### [Objective]
Without omitting anything, return the records precisely as given.

[Items listed in a dataset]

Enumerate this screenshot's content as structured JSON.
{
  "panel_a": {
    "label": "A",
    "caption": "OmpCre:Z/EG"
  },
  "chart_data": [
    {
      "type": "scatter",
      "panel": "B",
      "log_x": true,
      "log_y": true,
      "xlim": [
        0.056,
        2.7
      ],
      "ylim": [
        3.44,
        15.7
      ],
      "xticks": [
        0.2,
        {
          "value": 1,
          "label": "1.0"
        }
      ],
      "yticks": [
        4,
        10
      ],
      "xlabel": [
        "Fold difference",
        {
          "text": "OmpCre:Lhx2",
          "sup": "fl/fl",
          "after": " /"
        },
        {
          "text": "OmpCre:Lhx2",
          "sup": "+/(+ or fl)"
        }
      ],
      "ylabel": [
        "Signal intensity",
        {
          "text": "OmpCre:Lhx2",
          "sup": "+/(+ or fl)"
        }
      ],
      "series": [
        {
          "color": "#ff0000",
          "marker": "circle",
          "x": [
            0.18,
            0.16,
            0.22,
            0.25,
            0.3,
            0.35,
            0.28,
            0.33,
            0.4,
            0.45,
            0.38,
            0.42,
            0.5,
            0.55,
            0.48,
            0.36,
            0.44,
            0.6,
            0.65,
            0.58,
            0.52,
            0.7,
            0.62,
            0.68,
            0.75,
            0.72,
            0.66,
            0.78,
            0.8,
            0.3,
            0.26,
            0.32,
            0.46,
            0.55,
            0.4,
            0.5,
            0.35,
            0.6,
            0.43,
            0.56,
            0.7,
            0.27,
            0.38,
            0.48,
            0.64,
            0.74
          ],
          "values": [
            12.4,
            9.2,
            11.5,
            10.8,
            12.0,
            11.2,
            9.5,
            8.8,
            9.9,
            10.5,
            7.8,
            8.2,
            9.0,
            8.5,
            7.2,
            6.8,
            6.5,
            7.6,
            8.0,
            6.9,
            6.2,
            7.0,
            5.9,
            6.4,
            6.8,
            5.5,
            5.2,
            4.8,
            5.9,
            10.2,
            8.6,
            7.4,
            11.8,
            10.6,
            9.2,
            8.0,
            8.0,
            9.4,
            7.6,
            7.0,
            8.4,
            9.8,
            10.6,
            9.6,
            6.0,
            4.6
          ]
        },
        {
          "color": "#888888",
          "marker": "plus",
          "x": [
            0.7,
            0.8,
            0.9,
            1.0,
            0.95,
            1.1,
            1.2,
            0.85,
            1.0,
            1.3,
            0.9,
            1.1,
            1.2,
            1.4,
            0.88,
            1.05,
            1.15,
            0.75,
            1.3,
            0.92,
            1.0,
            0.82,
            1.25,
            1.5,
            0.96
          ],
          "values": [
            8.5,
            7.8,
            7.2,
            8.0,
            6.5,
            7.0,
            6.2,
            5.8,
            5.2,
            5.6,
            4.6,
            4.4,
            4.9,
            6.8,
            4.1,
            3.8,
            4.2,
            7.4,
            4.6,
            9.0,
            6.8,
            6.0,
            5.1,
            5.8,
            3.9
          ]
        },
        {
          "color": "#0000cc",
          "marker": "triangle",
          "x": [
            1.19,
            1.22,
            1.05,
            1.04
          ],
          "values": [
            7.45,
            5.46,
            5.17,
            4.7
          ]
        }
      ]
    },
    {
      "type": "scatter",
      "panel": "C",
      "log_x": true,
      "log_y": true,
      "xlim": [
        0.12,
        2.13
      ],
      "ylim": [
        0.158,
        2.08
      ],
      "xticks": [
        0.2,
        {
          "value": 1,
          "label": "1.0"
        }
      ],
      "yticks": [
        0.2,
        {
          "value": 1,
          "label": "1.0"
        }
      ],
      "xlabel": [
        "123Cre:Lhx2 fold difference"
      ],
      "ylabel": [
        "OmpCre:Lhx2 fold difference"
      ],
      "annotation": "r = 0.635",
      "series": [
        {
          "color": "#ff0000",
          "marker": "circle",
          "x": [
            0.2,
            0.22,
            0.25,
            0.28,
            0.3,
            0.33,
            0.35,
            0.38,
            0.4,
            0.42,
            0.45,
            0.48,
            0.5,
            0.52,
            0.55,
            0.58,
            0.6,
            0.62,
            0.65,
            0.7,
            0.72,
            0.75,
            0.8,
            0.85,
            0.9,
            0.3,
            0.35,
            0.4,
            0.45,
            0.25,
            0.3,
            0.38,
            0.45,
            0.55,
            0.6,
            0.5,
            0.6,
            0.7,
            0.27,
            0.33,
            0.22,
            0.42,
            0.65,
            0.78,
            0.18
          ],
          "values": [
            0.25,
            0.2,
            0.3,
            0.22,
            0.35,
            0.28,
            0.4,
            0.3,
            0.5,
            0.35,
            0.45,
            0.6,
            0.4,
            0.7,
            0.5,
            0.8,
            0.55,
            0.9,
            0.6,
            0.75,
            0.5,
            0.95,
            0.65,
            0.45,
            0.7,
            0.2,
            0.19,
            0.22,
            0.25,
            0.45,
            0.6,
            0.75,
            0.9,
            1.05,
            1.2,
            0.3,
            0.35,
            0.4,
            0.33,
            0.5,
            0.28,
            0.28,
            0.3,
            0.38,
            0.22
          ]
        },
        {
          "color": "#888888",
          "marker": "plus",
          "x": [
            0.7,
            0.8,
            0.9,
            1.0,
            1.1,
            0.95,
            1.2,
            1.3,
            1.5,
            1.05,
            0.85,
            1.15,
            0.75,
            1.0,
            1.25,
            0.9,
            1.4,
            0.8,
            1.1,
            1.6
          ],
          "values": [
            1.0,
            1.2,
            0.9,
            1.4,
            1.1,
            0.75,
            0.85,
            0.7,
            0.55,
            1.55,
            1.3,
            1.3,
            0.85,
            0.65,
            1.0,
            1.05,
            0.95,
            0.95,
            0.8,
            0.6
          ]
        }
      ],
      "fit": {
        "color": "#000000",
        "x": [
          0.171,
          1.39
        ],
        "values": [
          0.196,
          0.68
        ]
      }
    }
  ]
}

### [Output of the exercise]
Enumerate this screenshot's content as structured JSON.
{
  "panel_a": {
    "label": "A",
    "caption": "OmpCre:Z/EG"
  },
  "chart_data": [
    {
      "type": "scatter",
      "panel": "B",
      "log_x": true,
      "log_y": true,
      "xlim": [
        0.056,
        2.7
      ],
      "ylim": [
        3.44,
        15.7
      ],
      "xticks": [
        0.2,
        {
          "value": 1,
          "label": "1.0"
        }
      ],
      "yticks": [
        4,
        10
      ],
      "xlabel": [
        "Fold difference",
        {
          "text": "OmpCre:Lhx2",
          "sup": "fl/fl",
          "after": " /"
        },
        {
          "text": "OmpCre:Lhx2",
          "sup": "+/(+ or fl)"
        }
      ],
      "ylabel": [
        "Signal intensity",
        {
          "text": "OmpCre:Lhx2",
          "sup": "+/(+ or fl)"
        }
      ],
      "series": [
        {
          "color": "#ff0000",
          "marker": "circle",
          "x": [
            0.18,
            0.16,
            0.22,
            0.25,
            0.3,
            0.35,
            0.28,
            0.33,
            0.4,
            0.45,
            0.38,
            0.42,
            0.5,
            0.55,
            0.48,
            0.36,
            0.44,
            0.6,
            0.65,
            0.58,
            0.52,
            0.7,
            0.62,
            0.68,
            0.75,
            0.72,
            0.66,
            0.78,
            0.8,
            0.3,
            0.26,
            0.32,
            0.46,
            0.55,
            0.4,
            0.5,
            0.35,
            0.6,
            0.43,
            0.56,
            0.7,
            0.27,
            0.38,
            0.48,
            0.64,
            0.74
          ],
          "values": [
            12.4,
            9.2,
            11.5,
            10.8,
            12.0,
            11.2,
            9.5,
            8.8,
            9.9,
            10.5,
            7.8,
            8.2,
            9.0,
            8.5,
            7.2,
            6.8,
            6.5,
            7.6,
            8.0,
            6.9,
            6.2,
            7.0,
            5.9,
            6.4,
            6.8,
            5.5,
            5.2,
            4.8,
            5.9,
            10.2,
            8.6,
            7.4,
            11.8,
            10.6,
            9.2,
            8.0,
            8.0,
            9.4,
            7.6,
            7.0,
            8.4,
            9.8,
            10.6,
            9.6,
            6.0,
            4.6
          ]
        },
        {
          "color": "#888888",
          "marker": "plus",
          "x": [
            0.7,
            0.8,
            0.9,
            1.0,
            0.95,
            1.1,
            1.2,
            0.85,
            1.0,
            1.3,
            0.9,
            1.1,
            1.2,
            1.4,
            0.88,
            1.05,
            1.15,
            0.75,
            1.3,
            0.92,
            1.0,
            0.82,
            1.25,
            1.5,
            0.96
          ],
          "values": [
            8.5,
            7.8,
            7.2,
            8.0,
            6.5,
            7.0,
            6.2,
            5.8,
            5.2,
            5.6,
            4.6,
            4.4,
            4.9,
            6.8,
            4.1,
            3.8,
            4.2,
            7.4,
            4.6,
            9.0,
            6.8,
            6.0,
            5.1,
            5.8,
            3.9
          ]
        },
        {
          "color": "#0000cc",
          "marker": "triangle",
          "x": [
            1.19,
            1.22,
            1.05,
            1.04
          ],
          "values": [
            7.45,
            5.46,
            5.17,
            4.7
          ]
        }
      ]
    },
    {
      "type": "scatter",
      "panel": "C",
      "log_x": true,
      "log_y": true,
      "xlim": [
        0.12,
        2.13
      ],
      "ylim": [
        0.158,
        2.08
      ],
      "xticks": [
        0.2,
        {
          "value": 1,
          "label": "1.0"
        }
      ],
      "yticks": [
        0.2,
        {
          "value": 1,
          "label": "1.0"
        }
      ],
      "xlabel": [
        "123Cre:Lhx2 fold difference"
      ],
      "ylabel": [
        "OmpCre:Lhx2 fold difference"
      ],
      "annotation": "r = 0.635",
      "series": [
        {
          "color": "#ff0000",
          "marker": "circle",
          "x": [
            0.2,
            0.22,
            0.25,
            0.28,
            0.3,
            0.33,
            0.35,
            0.38,
            0.4,
            0.42,
            0.45,
            0.48,
            0.5,
            0.52,
            0.55,
            0.58,
            0.6,
            0.62,
            0.65,
            0.7,
            0.72,
            0.75,
            0.8,
            0.85,
            0.9,
            0.3,
            0.35,
            0.4,
            0.45,
            0.25,
            0.3,
            0.38,
            0.45,
            0.55,
            0.6,
            0.5,
            0.6,
            0.7,
            0.27,
            0.33,
            0.22,
            0.42,
            0.65,
            0.78,
            0.18
          ],
          "values": [
            0.25,
            0.2,
            0.3,
            0.22,
            0.35,
            0.28,
            0.4,
            0.3,
            0.5,
            0.35,
            0.45,
            0.6,
            0.4,
            0.7,
            0.5,
            0.8,
            0.55,
            0.9,
            0.6,
            0.75,
            0.5,
            0.95,
            0.65,
            0.45,
            0.7,
            0.2,
            0.19,
            0.22,
            0.25,
            0.45,
            0.6,
            0.75,
            0.9,
            1.05,
            1.2,
            0.3,
            0.35,
            0.4,
            0.33,
            0.5,
            0.28,
            0.28,
            0.3,
            0.38,
            0.22
          ]
        },
        {
          "color": "#888888",
          "marker": "plus",
          "x": [
            0.7,
            0.8,
            0.9,
            1.0,
            1.1,
            0.95,
            1.2,
            1.3,
            1.5,
            1.05,
            0.85,
            1.15,
            0.75,
            1.0,
            1.25,
            0.9,
            1.4,
            0.8,
            1.1,
            1.6
          ],
          "values": [
            1.0,
            1.2,
            0.9,
            1.4,
            1.1,
            0.75,
            0.85,
            0.7,
            0.55,
            1.55,
            1.3,
            1.3,
            0.85,
            0.65,
            1.0,
            1.05,
            0.95,
            0.95,
            0.8,
            0.6
          ]
        }
      ],
      "fit": {
        "color": "#000000",
        "x": [
          0.171,
          1.39
        ],
        "values": [
          0.196,
          0.68
        ]
      }
    }
  ]
}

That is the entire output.